In [1]:
# Para que o Jupyter consiga carregar o Spark corretamente no notebook
import findspark
findspark.init('/usr/local/Cellar/apache-spark/2.4.1/libexec')  # Caminho default da instalação no MAC OS

In [2]:
# Para que os executors tenham mais memória e não falhem por falta de recursos
import os
os.environ['PYSPARK_SUBMIT_ARGS'] = '--executor-memory 1G pyspark-shell'

# A partir daqui é código Spark que normalmente é executado com um comando similar ao comando abaixo:
# spark-submit --executor-memory 1G nome_do_script.py
from pyspark import SparkConf, SparkContext

conf = SparkConf()
sc = SparkContext(conf=conf)

### Understanding SparkContext
* SparkContext is an entry point into the world of Spark
* An entry point is a way of connecting to Spark cluster
* An entry point is like a key to the house
* PySpark has a default SparkContext called sc

In [3]:
# Version: To retrieve SparkContext version
sc.version

'2.4.1'

In [4]:
# Python Version: To retrieve Python version of SparkContext
sc.pythonVer

'3.7'

In [5]:
# Master: URL of the cluster or “local” string to run in local mode of SparkContext
sc.master

'local[*]'

### Carregando dados no PySpark

Download do arquivo para local. Assim não precisaremos setar as credenciais do S3.

In [None]:
# Listar os arquivos contidos no bucket
from s3fs import S3FileSystem
s3 = S3FileSystem(anon=True)

details = s3.ls('cesarschool-data-samples/')
print(details)

In [23]:
#!wget --no-check-certificate --no-proxy 'https://s3.us-east-2.amazonaws.com/cesarschool-data-samples/ml-100k/u.data'
#!wget --no-check-certificate --no-proxy 'https://s3.us-east-2.amazonaws.com/cesarschool-data-samples/ml-100k/u.item'
!wget --no-check-certificate --no-proxy 'https://s3.us-east-2.amazonaws.com/cesarschool-data-samples/Shakespeare.txt'


--2019-05-18 06:52:36--  https://s3.us-east-2.amazonaws.com/cesarschool-data-samples/Shakespeare.txt
Resolvendo s3.us-east-2.amazonaws.com (s3.us-east-2.amazonaws.com)... 52.219.96.122
Conectando-se a s3.us-east-2.amazonaws.com (s3.us-east-2.amazonaws.com)|52.219.96.122|:443... conectado.
A requisic~ao HTTP foi enviada, aguardando resposta... 200 OK
Tamanho: 5784591 (5.5M) [text/plain]
Salvando em: "Shakespeare.txt"


2019-05-18 06:52:38 (3.32 MB/s) - "Shakespeare.txt" salvo [5784591/5784591]



In [20]:
ratings = sc.textFile("u.data")
movies = sc.textFile("u.item")

In [21]:
ratings.take(5)

Objetivo — Por favor, informe qual versão do SparkContext a página sobre PySpark mostra como saída de sc.version. As linhas são material independente e não têm relação com a página.

Linhas de dados —
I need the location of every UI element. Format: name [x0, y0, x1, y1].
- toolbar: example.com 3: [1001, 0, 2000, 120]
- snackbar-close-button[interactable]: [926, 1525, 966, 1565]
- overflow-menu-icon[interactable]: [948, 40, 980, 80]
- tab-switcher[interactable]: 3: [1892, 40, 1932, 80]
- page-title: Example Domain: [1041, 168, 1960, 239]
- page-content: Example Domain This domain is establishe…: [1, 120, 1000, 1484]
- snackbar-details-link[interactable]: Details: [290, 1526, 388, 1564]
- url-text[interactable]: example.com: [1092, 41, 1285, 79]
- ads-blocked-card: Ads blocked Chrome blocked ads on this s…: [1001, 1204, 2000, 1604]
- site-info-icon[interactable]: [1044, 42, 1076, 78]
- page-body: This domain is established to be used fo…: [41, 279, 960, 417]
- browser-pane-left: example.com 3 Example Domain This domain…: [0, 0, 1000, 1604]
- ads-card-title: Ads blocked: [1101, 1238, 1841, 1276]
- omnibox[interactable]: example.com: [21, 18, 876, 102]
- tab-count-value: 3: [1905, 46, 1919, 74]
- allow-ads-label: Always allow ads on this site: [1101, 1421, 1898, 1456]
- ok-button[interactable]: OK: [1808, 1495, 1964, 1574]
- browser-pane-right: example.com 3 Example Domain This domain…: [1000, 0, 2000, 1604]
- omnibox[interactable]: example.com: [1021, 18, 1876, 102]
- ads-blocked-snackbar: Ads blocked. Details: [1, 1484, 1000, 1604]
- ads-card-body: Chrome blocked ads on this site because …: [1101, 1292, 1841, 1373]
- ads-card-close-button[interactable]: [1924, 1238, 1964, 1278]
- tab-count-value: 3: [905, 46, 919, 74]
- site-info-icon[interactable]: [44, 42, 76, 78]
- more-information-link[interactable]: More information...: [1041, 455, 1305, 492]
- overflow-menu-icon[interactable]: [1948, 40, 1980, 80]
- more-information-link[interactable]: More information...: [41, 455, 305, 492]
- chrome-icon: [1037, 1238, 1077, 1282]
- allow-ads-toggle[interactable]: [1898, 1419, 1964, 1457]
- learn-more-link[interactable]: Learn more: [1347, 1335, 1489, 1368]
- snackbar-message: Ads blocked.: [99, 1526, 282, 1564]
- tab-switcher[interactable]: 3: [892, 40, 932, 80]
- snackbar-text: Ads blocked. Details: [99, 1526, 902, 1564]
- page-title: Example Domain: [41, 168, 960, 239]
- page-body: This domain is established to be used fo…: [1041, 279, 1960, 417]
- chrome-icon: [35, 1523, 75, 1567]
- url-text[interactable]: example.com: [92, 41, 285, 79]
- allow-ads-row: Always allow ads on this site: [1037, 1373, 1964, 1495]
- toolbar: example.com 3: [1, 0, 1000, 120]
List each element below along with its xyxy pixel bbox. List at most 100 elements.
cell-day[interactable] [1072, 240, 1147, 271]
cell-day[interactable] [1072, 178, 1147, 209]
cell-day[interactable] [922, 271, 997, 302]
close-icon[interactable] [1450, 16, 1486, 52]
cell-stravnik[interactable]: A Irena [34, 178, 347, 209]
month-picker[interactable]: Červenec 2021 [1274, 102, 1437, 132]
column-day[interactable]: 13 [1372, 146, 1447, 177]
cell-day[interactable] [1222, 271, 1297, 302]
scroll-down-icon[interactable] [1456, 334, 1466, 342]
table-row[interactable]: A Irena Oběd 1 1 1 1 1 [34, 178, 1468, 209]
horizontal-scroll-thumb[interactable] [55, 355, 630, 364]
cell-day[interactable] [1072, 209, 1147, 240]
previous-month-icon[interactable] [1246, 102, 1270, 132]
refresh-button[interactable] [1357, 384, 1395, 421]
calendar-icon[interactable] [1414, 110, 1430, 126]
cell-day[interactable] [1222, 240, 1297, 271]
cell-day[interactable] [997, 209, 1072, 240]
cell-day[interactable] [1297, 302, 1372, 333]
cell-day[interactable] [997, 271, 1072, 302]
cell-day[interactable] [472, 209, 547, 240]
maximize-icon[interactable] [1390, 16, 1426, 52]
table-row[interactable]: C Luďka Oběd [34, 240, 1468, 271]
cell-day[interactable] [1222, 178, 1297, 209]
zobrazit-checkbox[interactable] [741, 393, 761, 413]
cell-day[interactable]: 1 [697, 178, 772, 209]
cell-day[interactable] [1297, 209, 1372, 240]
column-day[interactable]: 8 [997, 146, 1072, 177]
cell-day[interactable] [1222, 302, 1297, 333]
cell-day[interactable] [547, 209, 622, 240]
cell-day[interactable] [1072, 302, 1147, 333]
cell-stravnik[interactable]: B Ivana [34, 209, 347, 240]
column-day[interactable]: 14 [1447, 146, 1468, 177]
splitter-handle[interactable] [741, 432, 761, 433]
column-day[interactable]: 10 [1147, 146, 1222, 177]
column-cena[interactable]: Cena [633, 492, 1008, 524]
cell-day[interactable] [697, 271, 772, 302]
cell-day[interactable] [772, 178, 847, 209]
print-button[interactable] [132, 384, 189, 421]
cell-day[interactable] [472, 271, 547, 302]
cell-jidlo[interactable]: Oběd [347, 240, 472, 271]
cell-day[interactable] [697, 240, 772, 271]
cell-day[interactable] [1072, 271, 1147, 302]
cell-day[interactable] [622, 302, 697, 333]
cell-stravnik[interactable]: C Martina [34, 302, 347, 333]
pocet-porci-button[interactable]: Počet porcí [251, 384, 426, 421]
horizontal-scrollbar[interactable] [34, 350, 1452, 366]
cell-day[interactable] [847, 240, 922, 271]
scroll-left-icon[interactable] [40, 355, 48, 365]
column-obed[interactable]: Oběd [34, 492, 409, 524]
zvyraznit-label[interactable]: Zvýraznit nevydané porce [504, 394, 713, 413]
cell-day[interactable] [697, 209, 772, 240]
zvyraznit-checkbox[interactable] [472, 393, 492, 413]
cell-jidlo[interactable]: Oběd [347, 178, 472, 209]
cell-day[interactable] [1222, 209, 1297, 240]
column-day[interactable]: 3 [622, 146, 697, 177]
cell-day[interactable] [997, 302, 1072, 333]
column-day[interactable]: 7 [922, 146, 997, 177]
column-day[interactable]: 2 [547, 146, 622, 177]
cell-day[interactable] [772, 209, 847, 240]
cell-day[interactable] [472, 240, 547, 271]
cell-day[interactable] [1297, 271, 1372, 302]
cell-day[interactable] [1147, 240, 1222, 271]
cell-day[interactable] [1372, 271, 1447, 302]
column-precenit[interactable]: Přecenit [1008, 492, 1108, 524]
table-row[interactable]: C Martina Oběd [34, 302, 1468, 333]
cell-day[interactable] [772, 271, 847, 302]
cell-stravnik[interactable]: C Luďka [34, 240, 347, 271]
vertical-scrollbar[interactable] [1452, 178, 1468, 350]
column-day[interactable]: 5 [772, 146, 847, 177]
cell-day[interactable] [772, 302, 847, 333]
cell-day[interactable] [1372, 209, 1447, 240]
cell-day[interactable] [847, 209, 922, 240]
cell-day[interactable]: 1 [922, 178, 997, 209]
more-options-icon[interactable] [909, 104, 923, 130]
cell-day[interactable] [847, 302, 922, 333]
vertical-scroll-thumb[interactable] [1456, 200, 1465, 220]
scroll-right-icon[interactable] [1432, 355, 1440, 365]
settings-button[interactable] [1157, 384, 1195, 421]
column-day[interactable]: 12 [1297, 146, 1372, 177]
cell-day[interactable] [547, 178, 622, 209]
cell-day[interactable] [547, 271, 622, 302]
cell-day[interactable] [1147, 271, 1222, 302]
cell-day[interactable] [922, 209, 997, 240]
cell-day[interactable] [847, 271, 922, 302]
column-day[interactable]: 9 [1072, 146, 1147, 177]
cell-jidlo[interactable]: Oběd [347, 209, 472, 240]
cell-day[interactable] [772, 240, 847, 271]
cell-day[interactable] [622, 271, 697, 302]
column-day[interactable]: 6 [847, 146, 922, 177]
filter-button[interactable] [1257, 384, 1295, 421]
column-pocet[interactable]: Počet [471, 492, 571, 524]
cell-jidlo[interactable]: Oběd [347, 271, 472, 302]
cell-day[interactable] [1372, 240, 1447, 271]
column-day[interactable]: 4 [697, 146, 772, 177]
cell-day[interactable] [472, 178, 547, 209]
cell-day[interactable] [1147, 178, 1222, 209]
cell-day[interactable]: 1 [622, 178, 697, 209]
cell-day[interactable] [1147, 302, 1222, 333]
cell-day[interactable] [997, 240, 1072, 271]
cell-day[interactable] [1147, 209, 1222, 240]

Resposta completa — A saída de sc.version é '2.4.1'.